[Start Listed records]
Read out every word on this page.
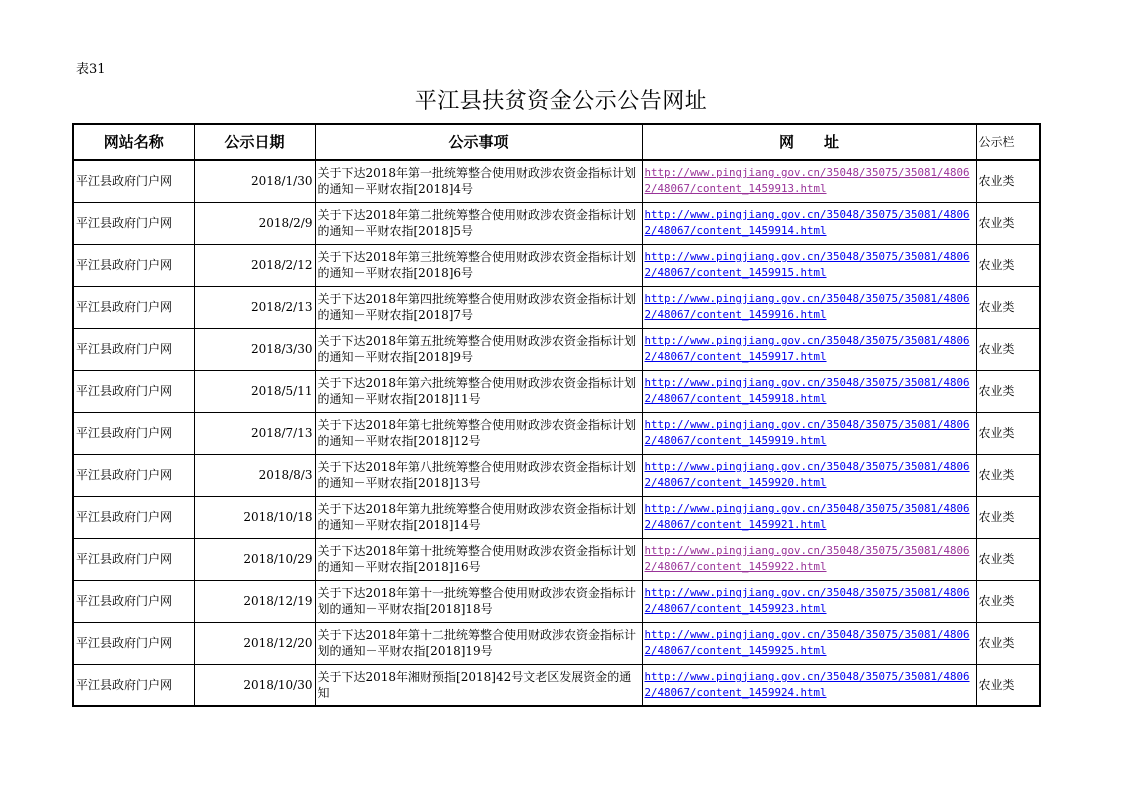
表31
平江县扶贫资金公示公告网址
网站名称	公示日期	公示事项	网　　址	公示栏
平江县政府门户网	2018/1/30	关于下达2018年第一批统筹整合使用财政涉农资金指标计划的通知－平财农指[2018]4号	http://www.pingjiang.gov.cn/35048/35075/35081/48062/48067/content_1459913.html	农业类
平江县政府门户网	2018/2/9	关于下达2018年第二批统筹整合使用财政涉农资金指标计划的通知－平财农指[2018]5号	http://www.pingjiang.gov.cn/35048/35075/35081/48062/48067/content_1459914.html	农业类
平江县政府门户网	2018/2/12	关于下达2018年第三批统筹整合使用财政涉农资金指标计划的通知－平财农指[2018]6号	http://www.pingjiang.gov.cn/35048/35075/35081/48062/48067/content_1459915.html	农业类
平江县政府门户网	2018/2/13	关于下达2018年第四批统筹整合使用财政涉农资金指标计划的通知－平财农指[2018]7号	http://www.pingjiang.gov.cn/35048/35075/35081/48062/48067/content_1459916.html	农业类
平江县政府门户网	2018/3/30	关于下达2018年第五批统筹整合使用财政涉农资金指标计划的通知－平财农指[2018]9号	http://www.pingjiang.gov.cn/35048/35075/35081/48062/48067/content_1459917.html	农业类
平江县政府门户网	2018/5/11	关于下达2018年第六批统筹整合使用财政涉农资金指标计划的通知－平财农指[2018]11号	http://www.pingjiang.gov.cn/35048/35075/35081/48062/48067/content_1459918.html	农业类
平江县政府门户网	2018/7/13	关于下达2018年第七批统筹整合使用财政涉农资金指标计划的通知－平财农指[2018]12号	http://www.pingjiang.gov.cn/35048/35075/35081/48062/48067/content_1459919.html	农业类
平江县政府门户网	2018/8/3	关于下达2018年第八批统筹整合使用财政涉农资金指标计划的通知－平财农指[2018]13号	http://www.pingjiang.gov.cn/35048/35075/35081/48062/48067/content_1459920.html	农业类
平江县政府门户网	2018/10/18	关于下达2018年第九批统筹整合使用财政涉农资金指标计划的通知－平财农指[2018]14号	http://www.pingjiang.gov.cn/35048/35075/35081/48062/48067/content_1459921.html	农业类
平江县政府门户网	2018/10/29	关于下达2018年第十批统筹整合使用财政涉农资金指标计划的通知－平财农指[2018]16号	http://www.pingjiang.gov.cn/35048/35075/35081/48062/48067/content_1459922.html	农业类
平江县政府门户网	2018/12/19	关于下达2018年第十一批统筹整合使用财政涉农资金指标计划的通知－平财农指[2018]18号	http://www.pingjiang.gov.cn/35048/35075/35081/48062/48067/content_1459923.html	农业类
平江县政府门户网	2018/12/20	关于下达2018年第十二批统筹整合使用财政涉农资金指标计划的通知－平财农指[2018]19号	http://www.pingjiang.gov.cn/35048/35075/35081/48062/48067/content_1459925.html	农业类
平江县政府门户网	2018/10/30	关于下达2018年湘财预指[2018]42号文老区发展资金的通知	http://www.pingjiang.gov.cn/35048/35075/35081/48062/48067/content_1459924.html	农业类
[End Listed records]
[Start Listed records]
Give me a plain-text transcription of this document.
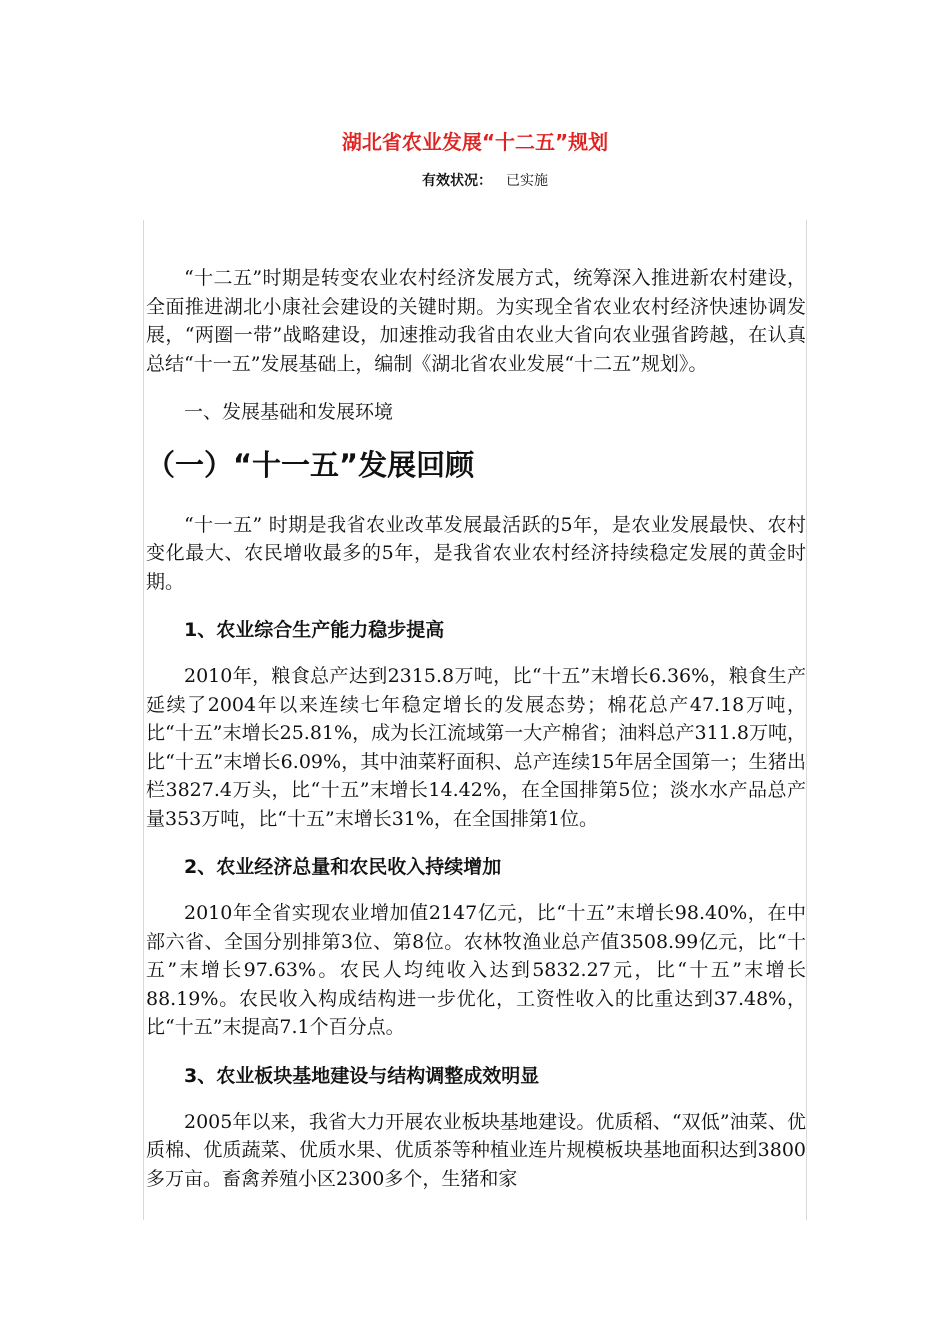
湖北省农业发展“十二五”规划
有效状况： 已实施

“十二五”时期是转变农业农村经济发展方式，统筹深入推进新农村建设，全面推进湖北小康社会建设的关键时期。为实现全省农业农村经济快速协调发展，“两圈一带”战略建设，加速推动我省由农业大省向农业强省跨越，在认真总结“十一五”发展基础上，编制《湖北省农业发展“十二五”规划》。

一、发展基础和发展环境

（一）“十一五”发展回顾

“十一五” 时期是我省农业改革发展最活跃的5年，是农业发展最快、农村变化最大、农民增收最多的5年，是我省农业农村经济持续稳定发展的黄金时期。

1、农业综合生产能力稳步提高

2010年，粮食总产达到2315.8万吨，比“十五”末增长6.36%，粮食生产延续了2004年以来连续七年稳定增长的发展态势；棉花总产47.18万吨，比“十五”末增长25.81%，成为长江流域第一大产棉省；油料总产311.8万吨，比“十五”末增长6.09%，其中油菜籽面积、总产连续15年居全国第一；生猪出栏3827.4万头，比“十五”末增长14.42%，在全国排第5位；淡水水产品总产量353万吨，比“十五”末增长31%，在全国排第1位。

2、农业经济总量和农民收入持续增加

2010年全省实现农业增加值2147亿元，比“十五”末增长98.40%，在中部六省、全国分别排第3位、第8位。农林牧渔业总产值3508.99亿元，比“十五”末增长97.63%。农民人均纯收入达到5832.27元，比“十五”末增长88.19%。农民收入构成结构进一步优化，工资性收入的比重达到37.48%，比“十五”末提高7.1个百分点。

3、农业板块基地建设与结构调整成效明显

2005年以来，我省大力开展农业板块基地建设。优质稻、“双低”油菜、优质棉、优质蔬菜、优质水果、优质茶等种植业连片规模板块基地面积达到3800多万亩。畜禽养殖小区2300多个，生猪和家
[End Listed records]
What is being asked |
Work out how many lines in the records above hold the string "湖北省农业发展", then give only that count.

Output for this task |
2